------ Material for this exercise

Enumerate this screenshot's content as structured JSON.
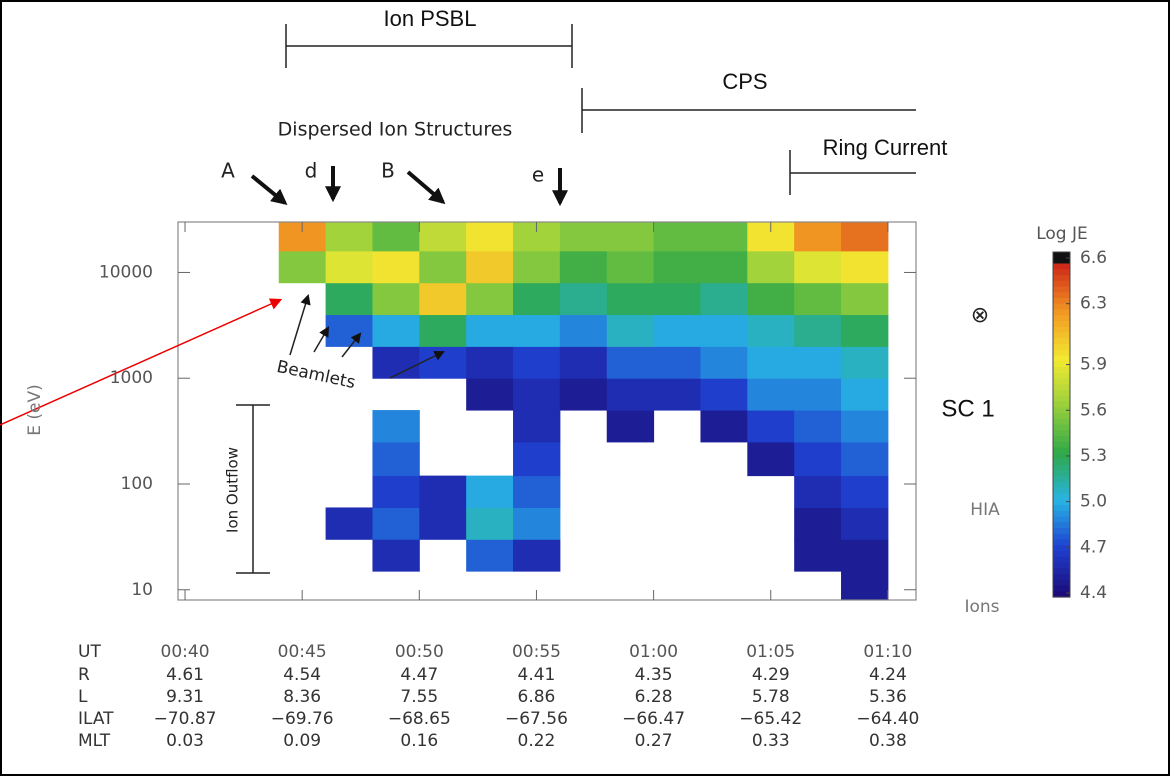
{
  "chart_data": {
    "type": "spectrogram",
    "ylabel": "E (eV)",
    "ylog": true,
    "ylim": [
      8,
      30000
    ],
    "yticks": [
      10,
      100,
      1000,
      10000
    ],
    "xlim": [
      39.7,
      71.2
    ],
    "xticks": [
      {
        "value": 40,
        "label": "00:40"
      },
      {
        "value": 45,
        "label": "00:45"
      },
      {
        "value": 50,
        "label": "00:50"
      },
      {
        "value": 55,
        "label": "00:55"
      },
      {
        "value": 60,
        "label": "01:00"
      },
      {
        "value": 65,
        "label": "01:05"
      },
      {
        "value": 70,
        "label": "01:10"
      }
    ],
    "time_bins": [
      40,
      42,
      44,
      46,
      48,
      50,
      52,
      54,
      56,
      58,
      60,
      62,
      64,
      66,
      68,
      70
    ],
    "energy_bins": [
      8,
      15,
      30,
      60,
      120,
      250,
      500,
      1000,
      2000,
      4000,
      8000,
      16000,
      30000
    ],
    "z": [
      [
        null,
        null,
        null,
        null,
        null,
        null,
        null,
        null,
        null,
        null,
        null,
        null
      ],
      [
        null,
        null,
        null,
        null,
        null,
        null,
        null,
        null,
        null,
        null,
        null,
        null
      ],
      [
        null,
        null,
        null,
        null,
        null,
        null,
        null,
        null,
        null,
        null,
        5.6,
        6.3
      ],
      [
        null,
        null,
        4.6,
        null,
        null,
        null,
        null,
        null,
        4.8,
        5.3,
        5.9,
        5.7
      ],
      [
        null,
        4.6,
        4.8,
        4.7,
        4.8,
        4.9,
        null,
        4.6,
        5.0,
        5.6,
        6.0,
        5.5
      ],
      [
        null,
        null,
        4.6,
        4.6,
        null,
        null,
        null,
        4.7,
        5.3,
        6.1,
        5.6,
        5.8
      ],
      [
        null,
        4.8,
        5.1,
        5.0,
        null,
        null,
        4.5,
        4.6,
        5.0,
        5.6,
        6.1,
        6.0
      ],
      [
        null,
        4.6,
        4.9,
        4.8,
        4.7,
        4.6,
        4.6,
        4.7,
        5.0,
        5.3,
        5.6,
        5.7
      ],
      [
        null,
        null,
        null,
        null,
        null,
        null,
        4.5,
        4.6,
        4.9,
        5.2,
        5.4,
        5.6
      ],
      [
        null,
        null,
        null,
        null,
        null,
        4.5,
        4.6,
        4.8,
        5.1,
        5.3,
        5.5,
        5.6
      ],
      [
        null,
        null,
        null,
        null,
        null,
        null,
        4.6,
        4.8,
        5.0,
        5.3,
        5.4,
        5.5
      ],
      [
        null,
        null,
        null,
        null,
        null,
        4.5,
        4.7,
        4.9,
        5.0,
        5.2,
        5.4,
        5.5
      ],
      [
        null,
        null,
        null,
        null,
        4.5,
        4.7,
        4.9,
        5.0,
        5.1,
        5.4,
        5.7,
        6.0
      ],
      [
        null,
        4.5,
        4.5,
        4.6,
        4.7,
        4.8,
        4.9,
        5.0,
        5.2,
        5.5,
        5.9,
        6.3
      ],
      [
        4.5,
        4.5,
        4.6,
        4.7,
        4.8,
        4.9,
        5.0,
        5.1,
        5.3,
        5.6,
        6.0,
        6.4
      ]
    ],
    "colorbar": {
      "title": "Log JE",
      "lim": [
        4.4,
        6.6
      ],
      "ticks": [
        4.4,
        4.7,
        {
          "value": 5,
          "label": "5.0"
        },
        5.3,
        5.6,
        5.9,
        6.3,
        6.6
      ],
      "colormap": [
        "#1c0c7a",
        "#1f40d0",
        "#28b4e4",
        "#2ea848",
        "#96cf3c",
        "#f2ea32",
        "#f29a22",
        "#d02a1a"
      ]
    },
    "annotations": [
      "Ion PSBL",
      "CPS",
      "Dispersed Ion Structures",
      "Ring Current",
      "A",
      "d",
      "B",
      "e",
      "Beamlets",
      "Ion Outflow",
      "⊗",
      "SC 1",
      "HIA",
      "Ions"
    ]
  },
  "ephemeris": {
    "time_label": "UT",
    "rows": [
      {
        "label": "R",
        "values": [
          "4.61",
          "4.54",
          "4.47",
          "4.41",
          "4.35",
          "4.29",
          "4.24"
        ]
      },
      {
        "label": "L",
        "values": [
          "9.31",
          "8.36",
          "7.55",
          "6.86",
          "6.28",
          "5.78",
          "5.36"
        ]
      },
      {
        "label": "ILAT",
        "values": [
          "−70.87",
          "−69.76",
          "−68.65",
          "−67.56",
          "−66.47",
          "−65.42",
          "−64.40"
        ]
      },
      {
        "label": "MLT",
        "values": [
          "0.03",
          "0.09",
          "0.16",
          "0.22",
          "0.27",
          "0.33",
          "0.38"
        ]
      }
    ]
  }
}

------------

Give an exact copy of the material, leaving out every picture.

Enumerate this screenshot's content as structured JSON.
{
  "chart_data": {
    "type": "spectrogram",
    "ylabel": "E (eV)",
    "ylog": true,
    "ylim": [
      8,
      30000
    ],
    "yticks": [
      10,
      100,
      1000,
      10000
    ],
    "xlim": [
      39.7,
      71.2
    ],
    "xticks": [
      {
        "value": 40,
        "label": "00:40"
      },
      {
        "value": 45,
        "label": "00:45"
      },
      {
        "value": 50,
        "label": "00:50"
      },
      {
        "value": 55,
        "label": "00:55"
      },
      {
        "value": 60,
        "label": "01:00"
      },
      {
        "value": 65,
        "label": "01:05"
      },
      {
        "value": 70,
        "label": "01:10"
      }
    ],
    "time_bins": [
      40,
      42,
      44,
      46,
      48,
      50,
      52,
      54,
      56,
      58,
      60,
      62,
      64,
      66,
      68,
      70
    ],
    "energy_bins": [
      8,
      15,
      30,
      60,
      120,
      250,
      500,
      1000,
      2000,
      4000,
      8000,
      16000,
      30000
    ],
    "z": [
      [
        null,
        null,
        null,
        null,
        null,
        null,
        null,
        null,
        null,
        null,
        null,
        null
      ],
      [
        null,
        null,
        null,
        null,
        null,
        null,
        null,
        null,
        null,
        null,
        null,
        null
      ],
      [
        null,
        null,
        null,
        null,
        null,
        null,
        null,
        null,
        null,
        null,
        5.6,
        6.3
      ],
      [
        null,
        null,
        4.6,
        null,
        null,
        null,
        null,
        null,
        4.8,
        5.3,
        5.9,
        5.7
      ],
      [
        null,
        4.6,
        4.8,
        4.7,
        4.8,
        4.9,
        null,
        4.6,
        5.0,
        5.6,
        6.0,
        5.5
      ],
      [
        null,
        null,
        4.6,
        4.6,
        null,
        null,
        null,
        4.7,
        5.3,
        6.1,
        5.6,
        5.8
      ],
      [
        null,
        4.8,
        5.1,
        5.0,
        null,
        null,
        4.5,
        4.6,
        5.0,
        5.6,
        6.1,
        6.0
      ],
      [
        null,
        4.6,
        4.9,
        4.8,
        4.7,
        4.6,
        4.6,
        4.7,
        5.0,
        5.3,
        5.6,
        5.7
      ],
      [
        null,
        null,
        null,
        null,
        null,
        null,
        4.5,
        4.6,
        4.9,
        5.2,
        5.4,
        5.6
      ],
      [
        null,
        null,
        null,
        null,
        null,
        4.5,
        4.6,
        4.8,
        5.1,
        5.3,
        5.5,
        5.6
      ],
      [
        null,
        null,
        null,
        null,
        null,
        null,
        4.6,
        4.8,
        5.0,
        5.3,
        5.4,
        5.5
      ],
      [
        null,
        null,
        null,
        null,
        null,
        4.5,
        4.7,
        4.9,
        5.0,
        5.2,
        5.4,
        5.5
      ],
      [
        null,
        null,
        null,
        null,
        4.5,
        4.7,
        4.9,
        5.0,
        5.1,
        5.4,
        5.7,
        6.0
      ],
      [
        null,
        4.5,
        4.5,
        4.6,
        4.7,
        4.8,
        4.9,
        5.0,
        5.2,
        5.5,
        5.9,
        6.3
      ],
      [
        4.5,
        4.5,
        4.6,
        4.7,
        4.8,
        4.9,
        5.0,
        5.1,
        5.3,
        5.6,
        6.0,
        6.4
      ]
    ],
    "colorbar": {
      "title": "Log JE",
      "lim": [
        4.4,
        6.6
      ],
      "ticks": [
        4.4,
        4.7,
        {
          "value": 5,
          "label": "5.0"
        },
        5.3,
        5.6,
        5.9,
        6.3,
        6.6
      ],
      "colormap": [
        "#1c0c7a",
        "#1f40d0",
        "#28b4e4",
        "#2ea848",
        "#96cf3c",
        "#f2ea32",
        "#f29a22",
        "#d02a1a"
      ]
    },
    "annotations": [
      "Ion PSBL",
      "CPS",
      "Dispersed Ion Structures",
      "Ring Current",
      "A",
      "d",
      "B",
      "e",
      "Beamlets",
      "Ion Outflow",
      "⊗",
      "SC 1",
      "HIA",
      "Ions"
    ]
  },
  "ephemeris": {
    "time_label": "UT",
    "rows": [
      {
        "label": "R",
        "values": [
          "4.61",
          "4.54",
          "4.47",
          "4.41",
          "4.35",
          "4.29",
          "4.24"
        ]
      },
      {
        "label": "L",
        "values": [
          "9.31",
          "8.36",
          "7.55",
          "6.86",
          "6.28",
          "5.78",
          "5.36"
        ]
      },
      {
        "label": "ILAT",
        "values": [
          "−70.87",
          "−69.76",
          "−68.65",
          "−67.56",
          "−66.47",
          "−65.42",
          "−64.40"
        ]
      },
      {
        "label": "MLT",
        "values": [
          "0.03",
          "0.09",
          "0.16",
          "0.22",
          "0.27",
          "0.33",
          "0.38"
        ]
      }
    ]
  }
}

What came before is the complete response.